* The problem:
Go through the data below. List every line that holds the word "mycket".

━━━━━ Input data

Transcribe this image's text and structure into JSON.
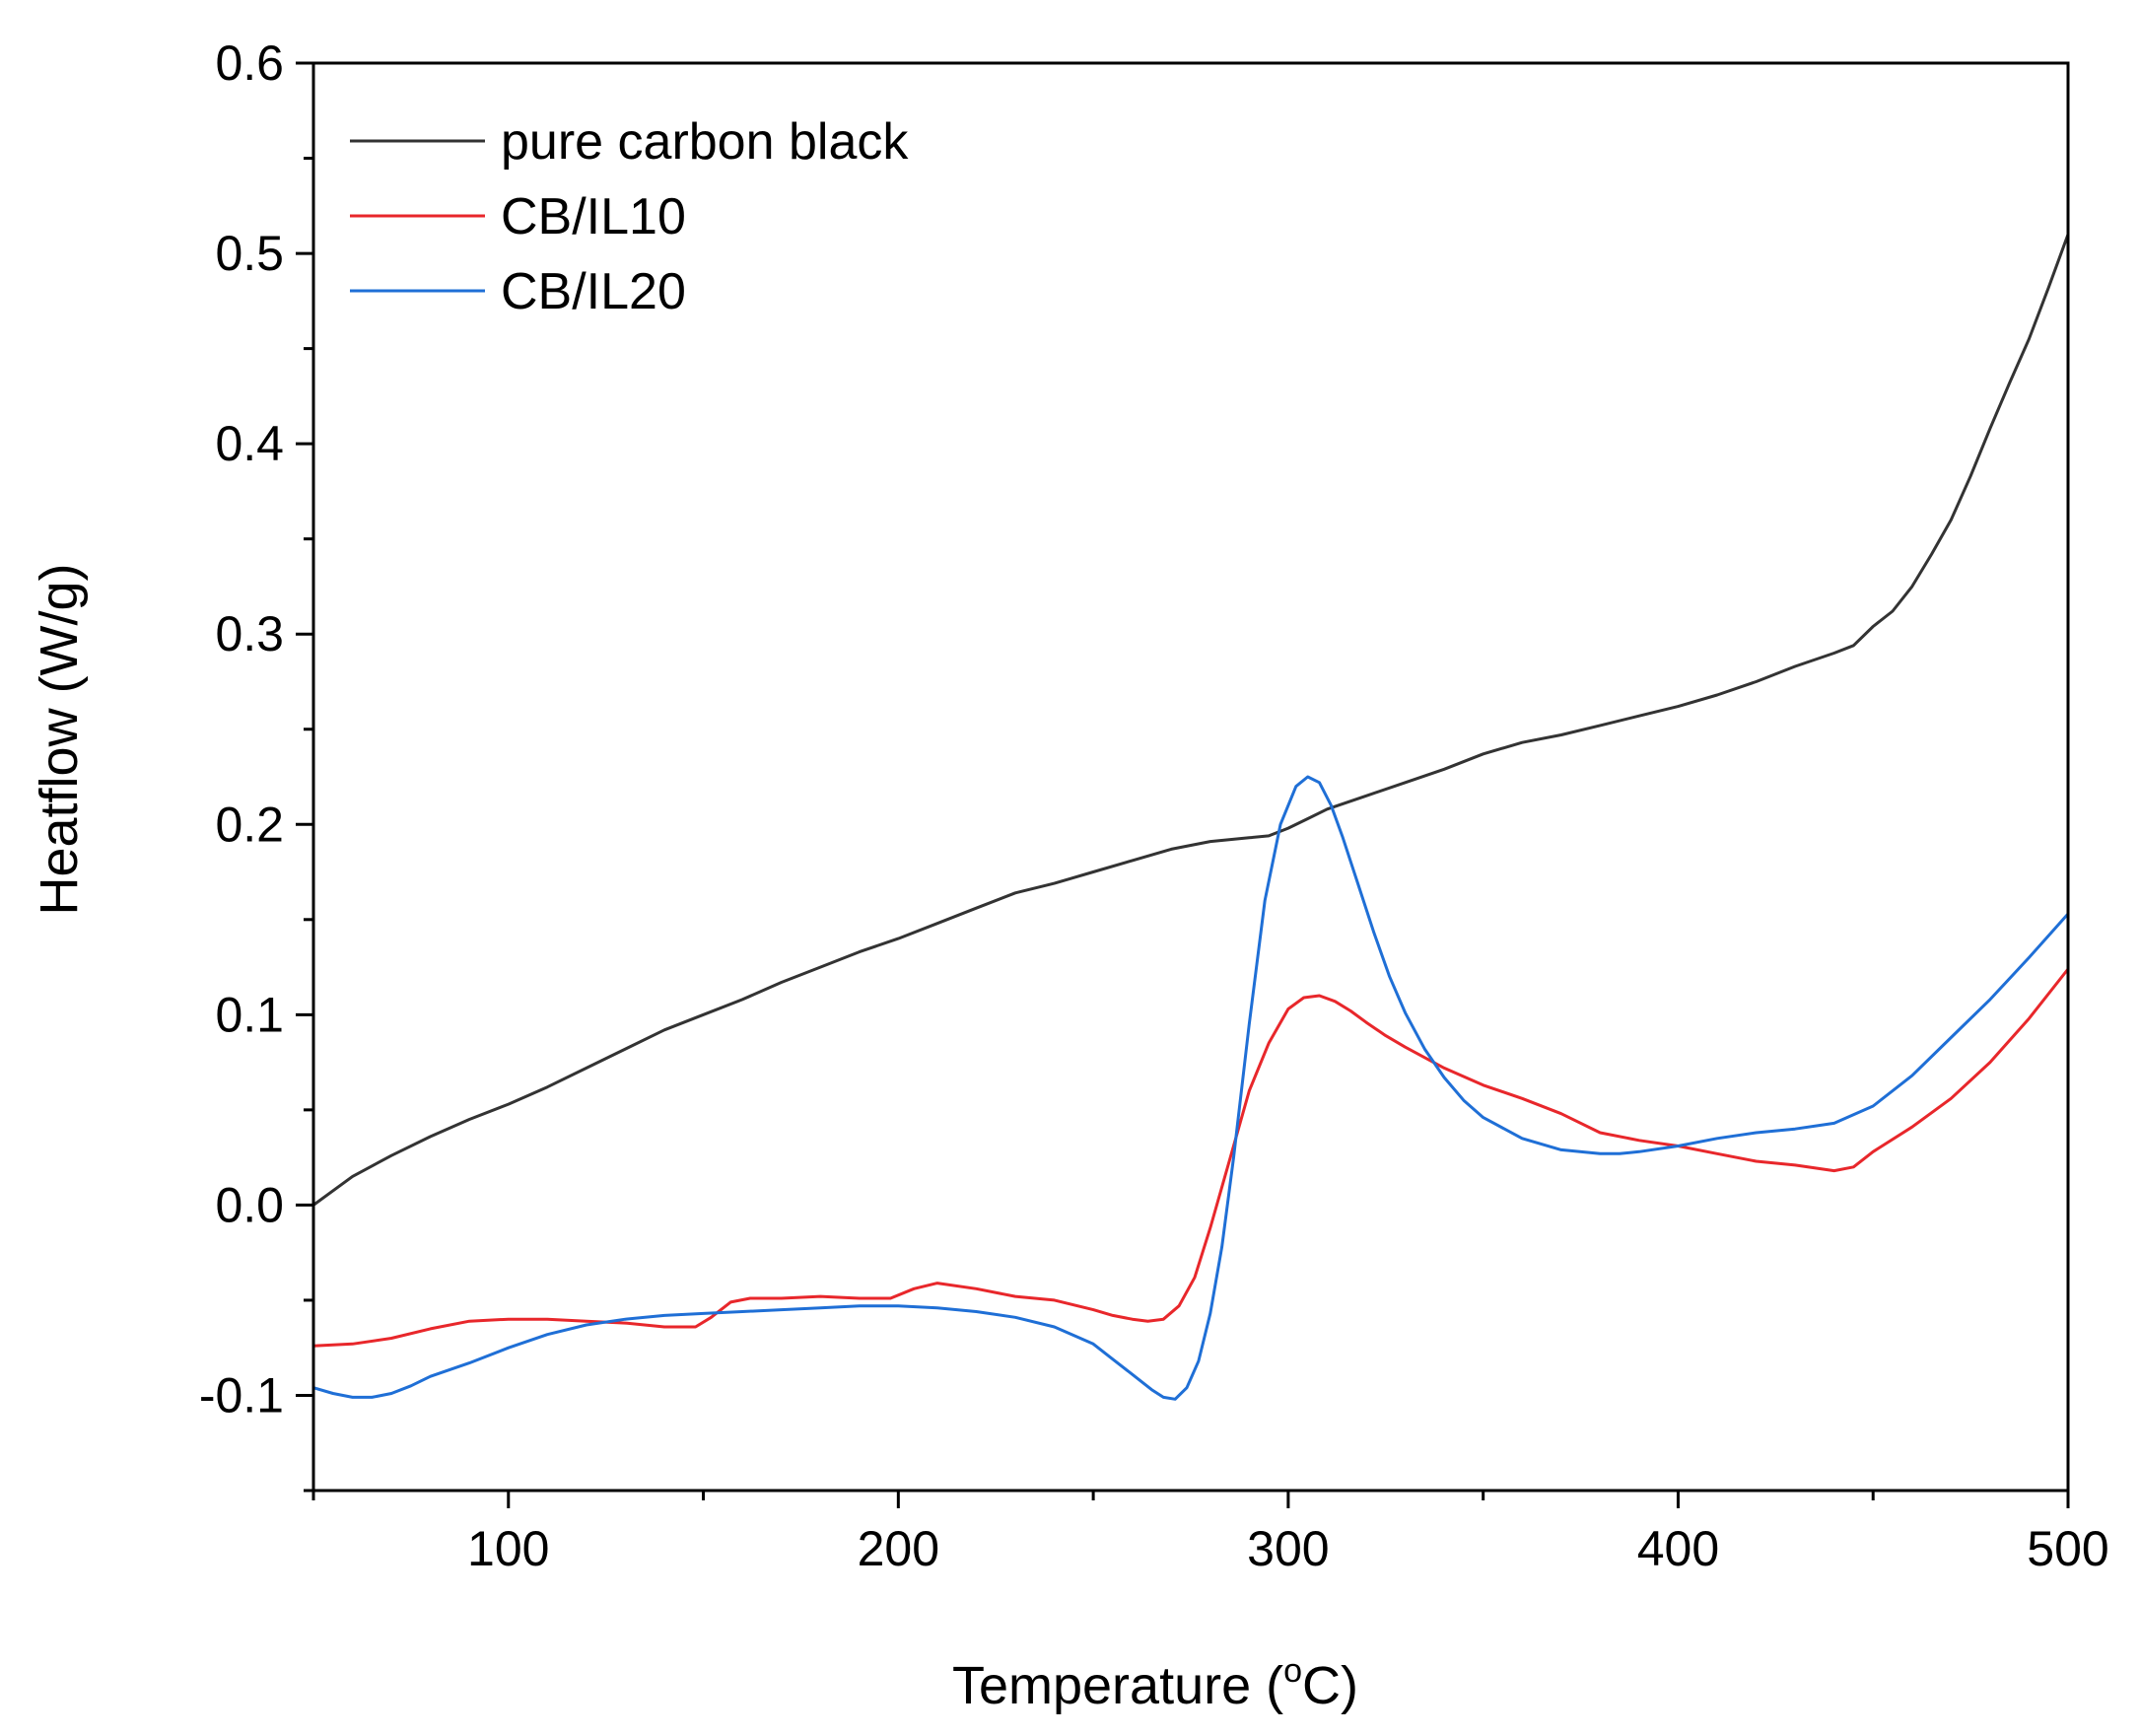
{
  "chart_data": {
    "type": "line",
    "title": "",
    "xlabel": "Temperature (",
    "xlabel_sup": "o",
    "xlabel_tail": "C)",
    "ylabel": "Heatflow (W/g)",
    "xlim": [
      50,
      500
    ],
    "ylim": [
      -0.15,
      0.6
    ],
    "x_ticks": [
      100,
      200,
      300,
      400,
      500
    ],
    "x_tick_labels": [
      "100",
      "200",
      "300",
      "400",
      "500"
    ],
    "y_ticks": [
      -0.1,
      0.0,
      0.1,
      0.2,
      0.3,
      0.4,
      0.5,
      0.6
    ],
    "y_tick_labels": [
      "-0.1",
      "0.0",
      "0.1",
      "0.2",
      "0.3",
      "0.4",
      "0.5",
      "0.6"
    ],
    "grid": false,
    "legend_position": "top-left",
    "series": [
      {
        "name": "pure carbon black",
        "color": "#333333",
        "x": [
          50,
          60,
          70,
          80,
          90,
          100,
          110,
          120,
          130,
          140,
          150,
          160,
          170,
          180,
          190,
          200,
          210,
          220,
          230,
          240,
          250,
          260,
          270,
          280,
          290,
          295,
          300,
          305,
          310,
          320,
          330,
          340,
          350,
          360,
          370,
          380,
          390,
          400,
          410,
          420,
          430,
          440,
          445,
          450,
          455,
          460,
          465,
          470,
          475,
          480,
          485,
          490,
          495,
          500
        ],
        "y": [
          0.0,
          0.015,
          0.026,
          0.036,
          0.045,
          0.053,
          0.062,
          0.072,
          0.082,
          0.092,
          0.1,
          0.108,
          0.117,
          0.125,
          0.133,
          0.14,
          0.148,
          0.156,
          0.164,
          0.169,
          0.175,
          0.181,
          0.187,
          0.191,
          0.193,
          0.194,
          0.198,
          0.203,
          0.208,
          0.215,
          0.222,
          0.229,
          0.237,
          0.243,
          0.247,
          0.252,
          0.257,
          0.262,
          0.268,
          0.275,
          0.283,
          0.29,
          0.294,
          0.304,
          0.312,
          0.325,
          0.342,
          0.36,
          0.383,
          0.408,
          0.432,
          0.455,
          0.482,
          0.51
        ]
      },
      {
        "name": "CB/IL10",
        "color": "#e8272b",
        "x": [
          50,
          60,
          70,
          80,
          90,
          100,
          110,
          120,
          130,
          140,
          148,
          152,
          157,
          162,
          170,
          180,
          190,
          198,
          204,
          210,
          220,
          230,
          240,
          250,
          255,
          260,
          264,
          268,
          272,
          276,
          280,
          285,
          290,
          295,
          300,
          304,
          308,
          312,
          316,
          320,
          325,
          330,
          340,
          350,
          360,
          370,
          380,
          390,
          400,
          410,
          420,
          430,
          440,
          445,
          450,
          460,
          470,
          480,
          490,
          500
        ],
        "y": [
          -0.074,
          -0.073,
          -0.07,
          -0.065,
          -0.061,
          -0.06,
          -0.06,
          -0.061,
          -0.062,
          -0.064,
          -0.064,
          -0.059,
          -0.051,
          -0.049,
          -0.049,
          -0.048,
          -0.049,
          -0.049,
          -0.044,
          -0.041,
          -0.044,
          -0.048,
          -0.05,
          -0.055,
          -0.058,
          -0.06,
          -0.061,
          -0.06,
          -0.053,
          -0.038,
          -0.012,
          0.024,
          0.06,
          0.085,
          0.103,
          0.109,
          0.11,
          0.107,
          0.102,
          0.096,
          0.089,
          0.083,
          0.072,
          0.063,
          0.056,
          0.048,
          0.038,
          0.034,
          0.031,
          0.027,
          0.023,
          0.021,
          0.018,
          0.02,
          0.028,
          0.041,
          0.056,
          0.075,
          0.098,
          0.124
        ]
      },
      {
        "name": "CB/IL20",
        "color": "#1f6fd6",
        "x": [
          50,
          55,
          60,
          65,
          70,
          75,
          80,
          90,
          100,
          110,
          120,
          130,
          140,
          150,
          160,
          170,
          180,
          190,
          200,
          210,
          220,
          230,
          240,
          250,
          255,
          260,
          265,
          268,
          271,
          274,
          277,
          280,
          283,
          286,
          290,
          294,
          298,
          302,
          305,
          308,
          311,
          314,
          318,
          322,
          326,
          330,
          335,
          340,
          345,
          350,
          360,
          370,
          380,
          385,
          390,
          400,
          410,
          420,
          430,
          440,
          450,
          460,
          470,
          480,
          490,
          500
        ],
        "y": [
          -0.096,
          -0.099,
          -0.101,
          -0.101,
          -0.099,
          -0.095,
          -0.09,
          -0.083,
          -0.075,
          -0.068,
          -0.063,
          -0.06,
          -0.058,
          -0.057,
          -0.056,
          -0.055,
          -0.054,
          -0.053,
          -0.053,
          -0.054,
          -0.056,
          -0.059,
          -0.064,
          -0.073,
          -0.081,
          -0.089,
          -0.097,
          -0.101,
          -0.102,
          -0.096,
          -0.082,
          -0.057,
          -0.022,
          0.025,
          0.095,
          0.16,
          0.2,
          0.22,
          0.225,
          0.222,
          0.21,
          0.193,
          0.168,
          0.143,
          0.12,
          0.101,
          0.082,
          0.067,
          0.055,
          0.046,
          0.035,
          0.029,
          0.027,
          0.027,
          0.028,
          0.031,
          0.035,
          0.038,
          0.04,
          0.043,
          0.052,
          0.068,
          0.088,
          0.108,
          0.13,
          0.153
        ]
      }
    ]
  }
}
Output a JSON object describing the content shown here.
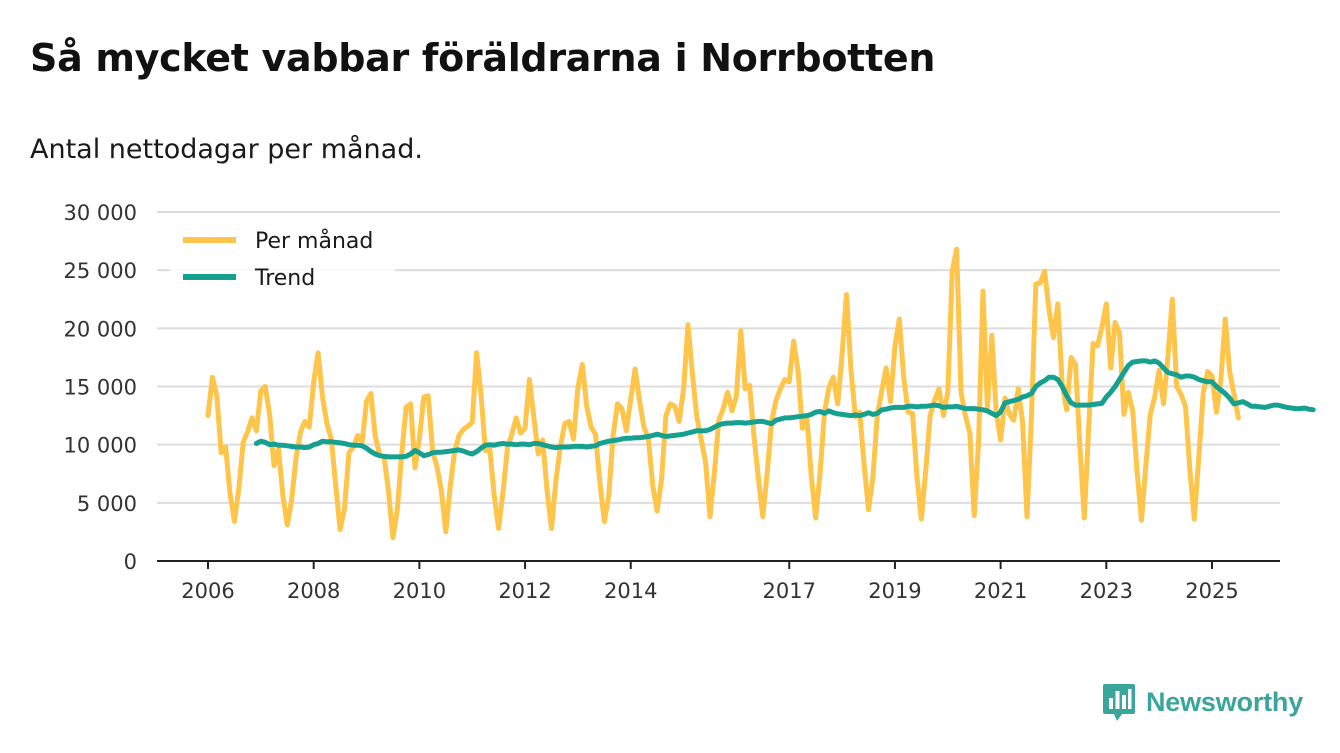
{
  "title": "Så mycket vabbar föräldrarna i Norrbotten",
  "subtitle": "Antal nettodagar per månad.",
  "brand": {
    "name": "Newsworthy",
    "icon": "newsworthy-logo-icon",
    "color": "#3aa59b"
  },
  "chart_data": {
    "type": "line",
    "title": "Så mycket vabbar föräldrarna i Norrbotten",
    "subtitle": "Antal nettodagar per månad.",
    "xlabel": "",
    "ylabel": "",
    "ylim": [
      0,
      30000
    ],
    "xlim": [
      2006.0,
      2025.5
    ],
    "grid": true,
    "legend_position": "top-left",
    "y_ticks": [
      0,
      5000,
      10000,
      15000,
      20000,
      25000,
      30000
    ],
    "y_tick_labels": [
      "0",
      "5 000",
      "10 000",
      "15 000",
      "20 000",
      "25 000",
      "30 000"
    ],
    "x_ticks": [
      2006,
      2008,
      2010,
      2012,
      2014,
      2017,
      2019,
      2021,
      2023,
      2025
    ],
    "x_tick_labels": [
      "2006",
      "2008",
      "2010",
      "2012",
      "2014",
      "2017",
      "2019",
      "2021",
      "2023",
      "2025"
    ],
    "series": [
      {
        "name": "Per månad",
        "color": "#ffc54a",
        "start": 2006.0,
        "step": 0.08333,
        "values": [
          12500,
          15800,
          14200,
          9300,
          9800,
          5800,
          3400,
          6200,
          10200,
          11100,
          12300,
          11200,
          14600,
          15000,
          12600,
          8200,
          9600,
          5600,
          3100,
          5300,
          8900,
          11100,
          12000,
          11500,
          15400,
          17900,
          14100,
          11800,
          10500,
          6500,
          2700,
          4500,
          9300,
          9800,
          10800,
          10200,
          13700,
          14400,
          10700,
          9100,
          8900,
          6000,
          2000,
          4400,
          9200,
          13200,
          13500,
          8000,
          10500,
          14100,
          14200,
          9400,
          8100,
          6000,
          2500,
          6400,
          9400,
          10800,
          11300,
          11600,
          11900,
          17900,
          14300,
          9500,
          9700,
          5600,
          2800,
          5900,
          9700,
          10900,
          12300,
          11000,
          11400,
          15600,
          12400,
          9200,
          10400,
          6000,
          2800,
          6900,
          9800,
          11800,
          12000,
          10500,
          14900,
          16900,
          13300,
          11500,
          10900,
          6700,
          3400,
          5600,
          10800,
          13500,
          13100,
          11200,
          13900,
          16500,
          13800,
          11500,
          10600,
          6500,
          4300,
          7000,
          12500,
          13500,
          13300,
          12000,
          14800,
          20300,
          16100,
          12400,
          10400,
          8500,
          3800,
          7600,
          12100,
          13100,
          14500,
          12900,
          14200,
          19800,
          14800,
          15100,
          10700,
          7100,
          3800,
          7600,
          12000,
          13800,
          14800,
          15600,
          15400,
          18900,
          16400,
          11400,
          12300,
          7300,
          3700,
          7600,
          12800,
          14900,
          15800,
          13500,
          17800,
          22900,
          16500,
          12400,
          12800,
          8300,
          4400,
          7200,
          12500,
          14600,
          16600,
          13700,
          18400,
          20800,
          15800,
          12800,
          12700,
          7300,
          3600,
          7700,
          12500,
          13800,
          14800,
          12500,
          14500,
          24900,
          26800,
          14500,
          12500,
          11000,
          3900,
          10300,
          23200,
          13100,
          19400,
          12800,
          10400,
          14000,
          12600,
          12100,
          14800,
          11900,
          3800,
          12300,
          23800,
          23900,
          24900,
          21600,
          19200,
          22100,
          15200,
          13000,
          17500,
          16900,
          9800,
          3700,
          11500,
          18700,
          18500,
          20100,
          22100,
          16600,
          20500,
          19600,
          12600,
          14500,
          12900,
          7600,
          3500,
          8300,
          12600,
          14100,
          16400,
          13500,
          17600,
          22500,
          15000,
          14300,
          13300,
          7800,
          3600,
          8800,
          14400,
          16300,
          15900,
          12800,
          15500,
          20800,
          16300,
          14300,
          12300
        ]
      },
      {
        "name": "Trend",
        "color": "#16a08f",
        "start": 2006.9167,
        "step": 0.08333,
        "values": [
          10100,
          10300,
          10200,
          10000,
          10050,
          9950,
          9950,
          9900,
          9850,
          9800,
          9800,
          9750,
          9800,
          10000,
          10100,
          10300,
          10250,
          10250,
          10200,
          10150,
          10100,
          10000,
          9950,
          9950,
          9900,
          9700,
          9400,
          9200,
          9050,
          9000,
          8950,
          8950,
          8950,
          8950,
          9000,
          9200,
          9500,
          9300,
          9050,
          9150,
          9300,
          9350,
          9350,
          9400,
          9450,
          9500,
          9550,
          9450,
          9300,
          9200,
          9400,
          9700,
          9950,
          10000,
          9950,
          10050,
          10100,
          10050,
          10050,
          10000,
          10050,
          10050,
          10000,
          10100,
          10100,
          10000,
          9900,
          9800,
          9750,
          9800,
          9800,
          9800,
          9850,
          9850,
          9850,
          9800,
          9850,
          9900,
          10100,
          10200,
          10300,
          10350,
          10400,
          10500,
          10550,
          10550,
          10600,
          10600,
          10650,
          10700,
          10800,
          10900,
          10800,
          10700,
          10750,
          10800,
          10850,
          10900,
          11000,
          11100,
          11200,
          11200,
          11200,
          11300,
          11500,
          11700,
          11800,
          11850,
          11850,
          11900,
          11900,
          11850,
          11900,
          11950,
          12000,
          12000,
          11900,
          11800,
          12100,
          12200,
          12300,
          12300,
          12350,
          12400,
          12450,
          12500,
          12600,
          12800,
          12850,
          12700,
          12900,
          12750,
          12650,
          12600,
          12550,
          12500,
          12550,
          12500,
          12600,
          12750,
          12600,
          12700,
          13000,
          13050,
          13150,
          13200,
          13200,
          13200,
          13300,
          13300,
          13250,
          13300,
          13300,
          13350,
          13400,
          13350,
          13200,
          13250,
          13250,
          13300,
          13200,
          13100,
          13100,
          13100,
          13050,
          13000,
          12900,
          12700,
          12500,
          12800,
          13600,
          13700,
          13800,
          13900,
          14100,
          14200,
          14400,
          15000,
          15300,
          15500,
          15800,
          15800,
          15600,
          15000,
          14200,
          13600,
          13400,
          13400,
          13400,
          13400,
          13450,
          13500,
          13550,
          14100,
          14500,
          15000,
          15600,
          16200,
          16800,
          17100,
          17150,
          17200,
          17200,
          17100,
          17200,
          17000,
          16600,
          16200,
          16100,
          16000,
          15800,
          15900,
          15900,
          15800,
          15600,
          15500,
          15400,
          15400,
          15000,
          14700,
          14400,
          14000,
          13500,
          13600,
          13700,
          13500,
          13300,
          13300,
          13250,
          13200,
          13300,
          13400,
          13400,
          13300,
          13200,
          13150,
          13100,
          13100,
          13150,
          13050,
          13000
        ]
      }
    ]
  }
}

━━━━━━━━━━

* Answer to the exercise:
  "title": "Så mycket vabbar föräldrarna i Norrbotten",
    "title": "Så mycket vabbar föräldrarna i Norrbotten",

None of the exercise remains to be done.